■ **WORK TO COMPLETE**:
Recast the entries as a numbered list, from the first line of the entries through the line that contains "dish-name: Bamboo shoot, shrimp", with that line included, and skip any blank lines.

Rows from a layout dataset:
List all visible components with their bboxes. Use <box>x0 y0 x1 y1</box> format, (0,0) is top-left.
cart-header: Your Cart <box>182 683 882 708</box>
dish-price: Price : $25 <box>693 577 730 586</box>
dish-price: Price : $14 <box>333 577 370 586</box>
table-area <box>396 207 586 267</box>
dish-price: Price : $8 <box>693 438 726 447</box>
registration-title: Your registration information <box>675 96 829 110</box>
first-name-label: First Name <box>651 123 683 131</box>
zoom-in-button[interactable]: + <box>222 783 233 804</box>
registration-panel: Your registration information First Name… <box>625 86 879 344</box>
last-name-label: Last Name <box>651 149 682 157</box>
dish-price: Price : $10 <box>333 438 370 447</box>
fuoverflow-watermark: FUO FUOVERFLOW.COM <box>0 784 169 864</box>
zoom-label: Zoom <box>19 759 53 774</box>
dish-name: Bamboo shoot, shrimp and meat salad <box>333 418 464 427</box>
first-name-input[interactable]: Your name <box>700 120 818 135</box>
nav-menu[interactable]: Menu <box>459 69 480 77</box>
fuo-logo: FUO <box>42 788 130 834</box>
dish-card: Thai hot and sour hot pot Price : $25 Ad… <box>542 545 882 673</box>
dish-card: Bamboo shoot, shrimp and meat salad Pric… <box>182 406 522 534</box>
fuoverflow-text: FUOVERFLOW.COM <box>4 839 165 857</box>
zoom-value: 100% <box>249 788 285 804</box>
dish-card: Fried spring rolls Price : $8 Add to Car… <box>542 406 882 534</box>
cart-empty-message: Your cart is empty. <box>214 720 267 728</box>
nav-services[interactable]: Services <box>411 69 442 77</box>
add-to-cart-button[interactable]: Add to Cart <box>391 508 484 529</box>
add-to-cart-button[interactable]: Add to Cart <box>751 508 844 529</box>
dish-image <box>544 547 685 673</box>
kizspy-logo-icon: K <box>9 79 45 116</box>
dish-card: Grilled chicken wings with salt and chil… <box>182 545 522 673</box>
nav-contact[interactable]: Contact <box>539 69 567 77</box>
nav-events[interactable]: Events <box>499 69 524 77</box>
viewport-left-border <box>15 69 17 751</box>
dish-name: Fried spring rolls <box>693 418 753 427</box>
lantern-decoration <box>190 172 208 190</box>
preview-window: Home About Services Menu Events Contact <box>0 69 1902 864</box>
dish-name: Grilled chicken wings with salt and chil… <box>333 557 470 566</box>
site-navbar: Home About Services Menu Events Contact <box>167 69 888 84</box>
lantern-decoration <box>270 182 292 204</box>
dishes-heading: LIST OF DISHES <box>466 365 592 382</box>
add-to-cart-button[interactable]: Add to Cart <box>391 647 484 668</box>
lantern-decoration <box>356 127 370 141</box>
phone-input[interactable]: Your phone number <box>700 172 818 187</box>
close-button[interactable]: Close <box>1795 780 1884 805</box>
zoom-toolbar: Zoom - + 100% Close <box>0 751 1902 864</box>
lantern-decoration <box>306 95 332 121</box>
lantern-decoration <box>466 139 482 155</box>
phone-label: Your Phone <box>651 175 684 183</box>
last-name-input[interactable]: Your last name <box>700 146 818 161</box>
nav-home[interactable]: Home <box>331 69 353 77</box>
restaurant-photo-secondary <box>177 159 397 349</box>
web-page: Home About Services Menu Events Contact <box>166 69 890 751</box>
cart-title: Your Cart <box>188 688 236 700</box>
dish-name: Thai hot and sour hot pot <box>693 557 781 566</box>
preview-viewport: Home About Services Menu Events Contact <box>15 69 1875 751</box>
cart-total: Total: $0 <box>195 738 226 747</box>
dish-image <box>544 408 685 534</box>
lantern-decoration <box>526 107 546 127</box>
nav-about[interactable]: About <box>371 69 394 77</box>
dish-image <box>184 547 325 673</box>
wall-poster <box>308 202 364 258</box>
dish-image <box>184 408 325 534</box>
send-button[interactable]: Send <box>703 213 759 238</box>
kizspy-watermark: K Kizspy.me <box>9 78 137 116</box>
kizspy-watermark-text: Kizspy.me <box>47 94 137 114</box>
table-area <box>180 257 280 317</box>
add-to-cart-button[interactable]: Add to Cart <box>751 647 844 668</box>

■ **RIGHT ANSWER**:
1. List all visible components with their bboxes. Use <box>x0 y0 x1 y1</box> format, (0,0) is top-left.
2. cart-header: Your Cart <box>182 683 882 708</box>
3. dish-price: Price : $25 <box>693 577 730 586</box>
4. dish-price: Price : $14 <box>333 577 370 586</box>
5. table-area <box>396 207 586 267</box>
6. dish-price: Price : $8 <box>693 438 726 447</box>
7. registration-title: Your registration information <box>675 96 829 110</box>
8. first-name-label: First Name <box>651 123 683 131</box>
9. zoom-in-button[interactable]: + <box>222 783 233 804</box>
10. registration-panel: Your registration information First Name… <box>625 86 879 344</box>
11. last-name-label: Last Name <box>651 149 682 157</box>
12. dish-price: Price : $10 <box>333 438 370 447</box>
13. fuoverflow-watermark: FUO FUOVERFLOW.COM <box>0 784 169 864</box>
14. zoom-label: Zoom <box>19 759 53 774</box>
15. dish-name: Bamboo shoot, shrimp and meat salad <box>333 418 464 427</box>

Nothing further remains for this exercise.